* _Extracted data entries_:
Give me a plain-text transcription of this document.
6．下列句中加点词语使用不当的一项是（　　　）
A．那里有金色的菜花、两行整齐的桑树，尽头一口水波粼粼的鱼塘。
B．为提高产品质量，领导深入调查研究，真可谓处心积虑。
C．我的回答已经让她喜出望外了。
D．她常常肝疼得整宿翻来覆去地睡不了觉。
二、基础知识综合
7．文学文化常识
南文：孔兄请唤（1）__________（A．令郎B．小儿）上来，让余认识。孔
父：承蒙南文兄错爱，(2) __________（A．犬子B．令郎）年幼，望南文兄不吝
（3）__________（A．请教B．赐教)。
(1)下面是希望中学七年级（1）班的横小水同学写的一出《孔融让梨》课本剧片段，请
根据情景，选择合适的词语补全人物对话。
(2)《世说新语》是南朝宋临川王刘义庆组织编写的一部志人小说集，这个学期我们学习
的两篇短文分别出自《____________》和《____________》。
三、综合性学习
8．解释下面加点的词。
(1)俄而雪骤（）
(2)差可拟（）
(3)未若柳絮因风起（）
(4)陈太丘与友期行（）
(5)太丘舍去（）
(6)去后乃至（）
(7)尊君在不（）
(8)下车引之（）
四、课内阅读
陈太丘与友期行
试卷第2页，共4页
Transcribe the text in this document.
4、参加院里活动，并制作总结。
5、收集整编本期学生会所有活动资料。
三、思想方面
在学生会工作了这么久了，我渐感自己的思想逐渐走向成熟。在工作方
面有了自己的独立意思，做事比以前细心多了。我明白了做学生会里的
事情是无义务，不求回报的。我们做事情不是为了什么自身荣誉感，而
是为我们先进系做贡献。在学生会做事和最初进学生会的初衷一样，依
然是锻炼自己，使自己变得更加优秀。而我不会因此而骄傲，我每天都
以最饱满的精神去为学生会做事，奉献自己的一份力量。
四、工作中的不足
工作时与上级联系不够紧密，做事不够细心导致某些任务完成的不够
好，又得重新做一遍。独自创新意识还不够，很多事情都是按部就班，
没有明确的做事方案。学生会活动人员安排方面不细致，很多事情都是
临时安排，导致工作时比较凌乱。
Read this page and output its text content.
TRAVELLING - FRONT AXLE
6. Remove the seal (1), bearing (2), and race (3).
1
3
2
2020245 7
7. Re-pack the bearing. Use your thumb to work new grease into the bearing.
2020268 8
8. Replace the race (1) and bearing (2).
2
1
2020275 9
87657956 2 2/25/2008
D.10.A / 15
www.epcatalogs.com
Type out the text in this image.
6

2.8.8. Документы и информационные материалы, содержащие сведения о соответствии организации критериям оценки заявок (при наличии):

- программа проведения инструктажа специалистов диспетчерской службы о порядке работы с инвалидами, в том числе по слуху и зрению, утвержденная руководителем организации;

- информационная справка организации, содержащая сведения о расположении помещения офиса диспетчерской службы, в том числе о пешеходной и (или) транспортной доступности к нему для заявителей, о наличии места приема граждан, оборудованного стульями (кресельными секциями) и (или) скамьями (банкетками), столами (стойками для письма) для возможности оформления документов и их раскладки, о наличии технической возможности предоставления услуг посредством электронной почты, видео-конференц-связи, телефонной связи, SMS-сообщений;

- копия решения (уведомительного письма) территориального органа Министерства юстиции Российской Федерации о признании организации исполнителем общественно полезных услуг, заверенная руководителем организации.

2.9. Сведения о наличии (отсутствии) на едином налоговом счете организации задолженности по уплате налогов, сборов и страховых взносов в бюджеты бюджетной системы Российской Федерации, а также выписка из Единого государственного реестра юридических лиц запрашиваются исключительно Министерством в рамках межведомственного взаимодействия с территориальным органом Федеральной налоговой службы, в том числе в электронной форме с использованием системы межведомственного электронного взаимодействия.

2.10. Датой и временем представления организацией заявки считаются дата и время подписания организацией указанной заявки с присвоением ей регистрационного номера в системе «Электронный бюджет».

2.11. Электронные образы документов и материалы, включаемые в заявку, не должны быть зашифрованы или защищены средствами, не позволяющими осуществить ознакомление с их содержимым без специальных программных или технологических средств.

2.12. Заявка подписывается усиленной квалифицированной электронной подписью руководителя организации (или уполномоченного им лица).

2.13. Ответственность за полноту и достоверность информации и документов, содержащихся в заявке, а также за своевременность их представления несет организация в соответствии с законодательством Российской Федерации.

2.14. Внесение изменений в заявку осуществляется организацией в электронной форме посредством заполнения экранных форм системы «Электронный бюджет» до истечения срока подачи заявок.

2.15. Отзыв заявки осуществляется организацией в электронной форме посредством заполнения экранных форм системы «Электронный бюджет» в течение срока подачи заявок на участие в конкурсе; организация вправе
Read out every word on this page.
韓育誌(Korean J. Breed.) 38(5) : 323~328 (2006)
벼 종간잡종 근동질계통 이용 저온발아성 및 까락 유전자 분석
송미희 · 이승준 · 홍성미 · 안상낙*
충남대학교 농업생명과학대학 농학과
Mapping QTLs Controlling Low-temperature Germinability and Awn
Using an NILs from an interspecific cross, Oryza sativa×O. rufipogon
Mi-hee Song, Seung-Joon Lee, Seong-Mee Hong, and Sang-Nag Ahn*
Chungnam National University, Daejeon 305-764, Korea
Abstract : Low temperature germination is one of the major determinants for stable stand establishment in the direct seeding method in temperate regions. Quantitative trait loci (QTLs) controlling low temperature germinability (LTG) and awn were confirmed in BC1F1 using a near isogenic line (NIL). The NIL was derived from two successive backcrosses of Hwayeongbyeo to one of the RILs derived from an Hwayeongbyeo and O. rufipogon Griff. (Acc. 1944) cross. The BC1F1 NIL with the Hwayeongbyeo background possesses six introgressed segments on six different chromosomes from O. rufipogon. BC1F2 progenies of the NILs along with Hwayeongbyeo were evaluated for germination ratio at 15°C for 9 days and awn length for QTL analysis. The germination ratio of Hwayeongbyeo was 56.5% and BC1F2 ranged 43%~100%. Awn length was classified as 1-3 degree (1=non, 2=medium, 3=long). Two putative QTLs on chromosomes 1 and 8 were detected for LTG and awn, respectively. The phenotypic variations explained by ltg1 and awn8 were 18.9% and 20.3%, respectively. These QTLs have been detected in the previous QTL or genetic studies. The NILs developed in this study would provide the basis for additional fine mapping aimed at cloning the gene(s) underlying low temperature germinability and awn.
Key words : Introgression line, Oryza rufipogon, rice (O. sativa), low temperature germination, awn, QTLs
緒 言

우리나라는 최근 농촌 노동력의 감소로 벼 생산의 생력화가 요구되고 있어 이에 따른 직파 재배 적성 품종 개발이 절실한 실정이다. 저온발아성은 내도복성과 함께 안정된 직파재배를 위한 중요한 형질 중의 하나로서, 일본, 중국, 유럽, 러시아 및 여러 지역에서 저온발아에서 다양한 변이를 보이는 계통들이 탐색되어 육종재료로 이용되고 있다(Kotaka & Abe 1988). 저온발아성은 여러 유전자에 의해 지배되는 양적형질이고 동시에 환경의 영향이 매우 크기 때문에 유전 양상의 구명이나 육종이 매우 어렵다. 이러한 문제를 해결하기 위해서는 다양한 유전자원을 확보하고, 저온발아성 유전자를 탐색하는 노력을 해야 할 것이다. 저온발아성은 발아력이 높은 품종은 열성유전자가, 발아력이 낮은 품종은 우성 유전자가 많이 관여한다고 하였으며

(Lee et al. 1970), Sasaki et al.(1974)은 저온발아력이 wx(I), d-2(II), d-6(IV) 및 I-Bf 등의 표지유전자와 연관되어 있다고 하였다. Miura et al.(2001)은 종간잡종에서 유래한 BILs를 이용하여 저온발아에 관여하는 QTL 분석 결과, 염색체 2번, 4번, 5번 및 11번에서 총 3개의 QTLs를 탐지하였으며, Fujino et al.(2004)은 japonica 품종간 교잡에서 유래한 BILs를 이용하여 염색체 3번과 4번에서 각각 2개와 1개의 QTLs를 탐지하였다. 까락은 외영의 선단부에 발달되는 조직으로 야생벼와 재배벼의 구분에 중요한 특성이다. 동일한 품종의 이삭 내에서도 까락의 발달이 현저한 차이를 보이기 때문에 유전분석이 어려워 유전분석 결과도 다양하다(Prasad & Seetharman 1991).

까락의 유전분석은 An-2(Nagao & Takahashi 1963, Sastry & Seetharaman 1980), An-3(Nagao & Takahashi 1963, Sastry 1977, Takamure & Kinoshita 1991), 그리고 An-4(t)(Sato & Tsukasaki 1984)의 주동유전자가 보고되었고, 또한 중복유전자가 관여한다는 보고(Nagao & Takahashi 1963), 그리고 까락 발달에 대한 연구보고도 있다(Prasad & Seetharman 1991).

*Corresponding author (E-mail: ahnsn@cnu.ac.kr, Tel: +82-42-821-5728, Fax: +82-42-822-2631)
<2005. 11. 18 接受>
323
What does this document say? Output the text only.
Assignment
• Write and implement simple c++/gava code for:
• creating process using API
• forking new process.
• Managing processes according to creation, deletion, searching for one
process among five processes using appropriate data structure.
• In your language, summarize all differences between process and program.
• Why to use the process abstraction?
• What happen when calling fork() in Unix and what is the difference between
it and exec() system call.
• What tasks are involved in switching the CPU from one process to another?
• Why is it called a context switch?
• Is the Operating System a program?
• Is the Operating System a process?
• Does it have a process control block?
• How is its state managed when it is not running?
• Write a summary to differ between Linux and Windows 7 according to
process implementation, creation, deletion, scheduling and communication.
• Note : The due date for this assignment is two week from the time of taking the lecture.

* _Directions_:
Quote only the lines from the line containing "What does this" through the end of the entries, keeping the first and the last.

* _Output of the task_:
What does this document say? Output the text only.
Assignment
• Write and implement simple c++/gava code for:
• creating process using API
• forking new process.
• Managing processes according to creation, deletion, searching for one
process among five processes using appropriate data structure.
• In your language, summarize all differences between process and program.
• Why to use the process abstraction?
• What happen when calling fork() in Unix and what is the difference between
it and exec() system call.
• What tasks are involved in switching the CPU from one process to another?
• Why is it called a context switch?
• Is the Operating System a program?
• Is the Operating System a process?
• Does it have a process control block?
• How is its state managed when it is not running?
• Write a summary to differ between Linux and Windows 7 according to
process implementation, creation, deletion, scheduling and communication.
• Note : The due date for this assignment is two week from the time of taking the lecture.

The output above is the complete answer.